Task instructions: Retype each record shown below, leaving every character as it is.

## begin Data to process

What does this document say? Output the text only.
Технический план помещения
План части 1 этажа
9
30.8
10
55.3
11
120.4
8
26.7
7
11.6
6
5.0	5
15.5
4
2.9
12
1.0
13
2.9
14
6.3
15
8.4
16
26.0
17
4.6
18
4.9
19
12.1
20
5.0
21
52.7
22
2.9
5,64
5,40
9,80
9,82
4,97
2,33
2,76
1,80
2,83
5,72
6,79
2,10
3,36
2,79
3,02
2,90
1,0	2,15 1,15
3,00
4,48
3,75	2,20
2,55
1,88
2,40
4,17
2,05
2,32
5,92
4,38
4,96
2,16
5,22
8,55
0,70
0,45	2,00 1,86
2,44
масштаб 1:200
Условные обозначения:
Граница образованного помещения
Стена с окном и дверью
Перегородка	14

## end Data to process

Written solution:
What does this document say? Output the text only.
Технический план помещения
План части 1 этажа
9
30.8
10
55.3
11
120.4
8
26.7
7
11.6
6
5.0	5
15.5
4
2.9
12
1.0
13
2.9
14
6.3
15
8.4
16
26.0
17
4.6
18
4.9
19
12.1
20
5.0
21
52.7
22
2.9
5,64
5,40
9,80
9,82
4,97
2,33
2,76
1,80
2,83
5,72
6,79
2,10
3,36
2,79
3,02
2,90
1,0	2,15 1,15
3,00
4,48
3,75	2,20
2,55
1,88
2,40
4,17
2,05
2,32
5,92
4,38
4,96
2,16
5,22
8,55
0,70
0,45	2,00 1,86
2,44
масштаб 1:200
Условные обозначения:
Граница образованного помещения
Стена с окном и дверью
Перегородка	14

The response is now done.